### READING TEXT
·····

Aot compiler fix #9634

mcr229 · 2025-03-25T23:52:14Z

Summary

Changes:

When initializing Llama2 for aot_compiler, since checkpoints can only e downloaded from hugging face, we initialize llama2 with uninitialized weights. The problem with this is that when running quantization, we can run into errors with the histogram if the unitialized values are nan. We fix this by initializing the weights with zeros if no check point is provided. This enforces that quantization step can still work.
Quant Type in AoT compiler. When looking at the model options available to XNNPACK, everything is quantized with per-tensor static quantization. This isn't the best option for all the models available. For example transformer based models like Llama and MobileBert would likely prefer dynamically quantized per channel weights, where has CNN like MobileNet would prefer statically quantized per channel weights. We add this type of Quant Type to the existing models options. This also helps with Test Timeouts. per-tensor static quantization on a model like llama can take a long time due to the introduction of MANY q/dq nodes, and the complex partitions it creates. As a result, proposing partitions can take a long time due to the constant BFS to find the largest possible partition. By specifying the more apt quantization scheme like dynamic per-channel quantization, we can avoid this complexity.

Overall this should help with flakey [nan, nan] errors in the quantization histogram, and it should also help with CI timing out.

Test plan

OSS XNNPACK CI for all model delegation

cc @digantdesai @cbilgin

pytorch-bot · 2025-03-25T23:52:17Z

🔗 Helpful Links

🧪 See artifacts and rendered test results at hud.pytorch.org/pr/pytorch/executorch/9634

📄 Preview Python docs built from this PR

Note: Links to docs will display an error until the docs builds have been completed.

·····

### MATERIAL SUPPLIED

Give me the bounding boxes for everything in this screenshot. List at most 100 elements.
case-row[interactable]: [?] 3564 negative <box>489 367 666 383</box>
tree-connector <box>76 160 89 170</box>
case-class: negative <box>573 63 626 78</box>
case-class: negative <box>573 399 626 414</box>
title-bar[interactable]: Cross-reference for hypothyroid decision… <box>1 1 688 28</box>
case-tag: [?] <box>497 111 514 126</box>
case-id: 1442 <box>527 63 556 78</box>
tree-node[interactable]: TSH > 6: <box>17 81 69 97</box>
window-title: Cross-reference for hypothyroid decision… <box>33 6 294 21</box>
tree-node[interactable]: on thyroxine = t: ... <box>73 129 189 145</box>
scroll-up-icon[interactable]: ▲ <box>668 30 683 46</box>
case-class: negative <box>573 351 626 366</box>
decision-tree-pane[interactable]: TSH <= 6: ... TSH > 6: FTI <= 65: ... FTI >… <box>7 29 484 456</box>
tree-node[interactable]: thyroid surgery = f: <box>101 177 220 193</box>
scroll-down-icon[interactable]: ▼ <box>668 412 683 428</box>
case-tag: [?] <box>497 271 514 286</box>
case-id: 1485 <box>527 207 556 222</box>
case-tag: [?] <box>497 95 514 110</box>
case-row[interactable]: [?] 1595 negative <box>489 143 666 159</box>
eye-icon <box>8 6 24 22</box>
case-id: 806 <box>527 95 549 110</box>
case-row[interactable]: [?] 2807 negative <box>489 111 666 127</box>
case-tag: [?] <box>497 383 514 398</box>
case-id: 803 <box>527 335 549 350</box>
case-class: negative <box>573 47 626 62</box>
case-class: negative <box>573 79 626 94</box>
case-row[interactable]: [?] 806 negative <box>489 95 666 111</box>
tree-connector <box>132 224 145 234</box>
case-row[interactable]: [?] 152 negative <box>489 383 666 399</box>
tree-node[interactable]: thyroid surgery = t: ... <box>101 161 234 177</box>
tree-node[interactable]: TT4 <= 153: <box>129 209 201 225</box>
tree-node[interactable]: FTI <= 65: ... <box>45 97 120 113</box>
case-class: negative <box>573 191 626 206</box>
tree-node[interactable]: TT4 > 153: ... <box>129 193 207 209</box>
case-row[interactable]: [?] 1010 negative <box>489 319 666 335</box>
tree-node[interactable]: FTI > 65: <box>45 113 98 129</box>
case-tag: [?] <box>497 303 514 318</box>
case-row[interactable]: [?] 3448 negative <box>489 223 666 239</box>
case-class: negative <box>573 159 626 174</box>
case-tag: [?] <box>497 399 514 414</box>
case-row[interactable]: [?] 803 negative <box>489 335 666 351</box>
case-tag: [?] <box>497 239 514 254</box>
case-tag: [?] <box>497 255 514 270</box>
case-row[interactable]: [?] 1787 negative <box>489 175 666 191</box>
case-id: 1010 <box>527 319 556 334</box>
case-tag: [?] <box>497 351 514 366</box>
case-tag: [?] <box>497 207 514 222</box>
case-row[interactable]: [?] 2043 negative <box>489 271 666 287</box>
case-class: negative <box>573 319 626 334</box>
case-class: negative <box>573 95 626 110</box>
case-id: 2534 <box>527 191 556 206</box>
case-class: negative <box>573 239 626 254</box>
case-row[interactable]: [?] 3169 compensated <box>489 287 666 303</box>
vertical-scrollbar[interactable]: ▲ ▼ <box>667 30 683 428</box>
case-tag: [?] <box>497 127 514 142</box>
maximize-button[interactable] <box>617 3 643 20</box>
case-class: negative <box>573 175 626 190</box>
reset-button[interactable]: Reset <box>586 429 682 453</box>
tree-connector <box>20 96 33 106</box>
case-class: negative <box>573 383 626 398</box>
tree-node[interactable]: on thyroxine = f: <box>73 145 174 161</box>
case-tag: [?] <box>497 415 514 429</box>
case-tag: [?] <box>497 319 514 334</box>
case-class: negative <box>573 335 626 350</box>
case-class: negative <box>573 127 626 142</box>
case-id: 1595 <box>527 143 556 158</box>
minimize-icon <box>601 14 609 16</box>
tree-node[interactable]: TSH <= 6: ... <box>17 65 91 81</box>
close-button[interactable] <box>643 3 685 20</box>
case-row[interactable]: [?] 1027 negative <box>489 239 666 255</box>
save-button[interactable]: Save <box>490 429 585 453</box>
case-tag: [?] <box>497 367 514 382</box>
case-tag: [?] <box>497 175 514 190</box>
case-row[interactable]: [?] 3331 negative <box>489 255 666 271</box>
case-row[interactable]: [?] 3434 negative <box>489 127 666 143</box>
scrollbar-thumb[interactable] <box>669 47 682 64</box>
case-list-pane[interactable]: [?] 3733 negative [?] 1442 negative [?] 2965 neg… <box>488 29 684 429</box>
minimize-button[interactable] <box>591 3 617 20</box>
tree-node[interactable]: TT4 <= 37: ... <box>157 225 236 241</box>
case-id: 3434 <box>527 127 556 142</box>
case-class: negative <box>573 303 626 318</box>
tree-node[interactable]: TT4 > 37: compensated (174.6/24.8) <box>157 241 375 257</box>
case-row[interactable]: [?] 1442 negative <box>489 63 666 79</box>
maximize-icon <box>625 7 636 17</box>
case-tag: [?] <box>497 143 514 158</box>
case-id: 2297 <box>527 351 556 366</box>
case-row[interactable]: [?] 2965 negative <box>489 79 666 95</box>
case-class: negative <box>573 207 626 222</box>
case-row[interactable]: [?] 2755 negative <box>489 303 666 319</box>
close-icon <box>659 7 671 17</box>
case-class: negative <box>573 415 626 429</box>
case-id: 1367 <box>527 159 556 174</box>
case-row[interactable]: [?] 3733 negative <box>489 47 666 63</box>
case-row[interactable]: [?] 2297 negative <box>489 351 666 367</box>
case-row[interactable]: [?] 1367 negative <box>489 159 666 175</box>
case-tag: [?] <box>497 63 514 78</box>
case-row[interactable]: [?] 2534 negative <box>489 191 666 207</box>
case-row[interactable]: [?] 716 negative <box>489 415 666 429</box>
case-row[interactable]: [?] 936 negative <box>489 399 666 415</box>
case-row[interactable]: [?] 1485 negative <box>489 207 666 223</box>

·····

### SHORT PROBLEM A
Answer these questions using the AoT compiler fix text:
(i) What are the weights initialized with when no checkpoint is provided?
(ii) What kind of quantization would transformer-based models like Llama and MobileBert likely prefer?
(iii) What is given as the test plan?
### SHORT PROBLEM B
Please transcribe the records, word for word, in the stretch from their start through the line containing "case-class: negative <box>573 399".

### WORKED ANSWER A
(i) Zeros.
(ii) Dynamically quantized per channel weights.
(iii) OSS XNNPACK CI for all model delegation.

### WORKED ANSWER B
Give me the bounding boxes for everything in this screenshot. List at most 100 elements.
case-row[interactable]: [?] 3564 negative <box>489 367 666 383</box>
tree-connector <box>76 160 89 170</box>
case-class: negative <box>573 63 626 78</box>
case-class: negative <box>573 399 626 414</box>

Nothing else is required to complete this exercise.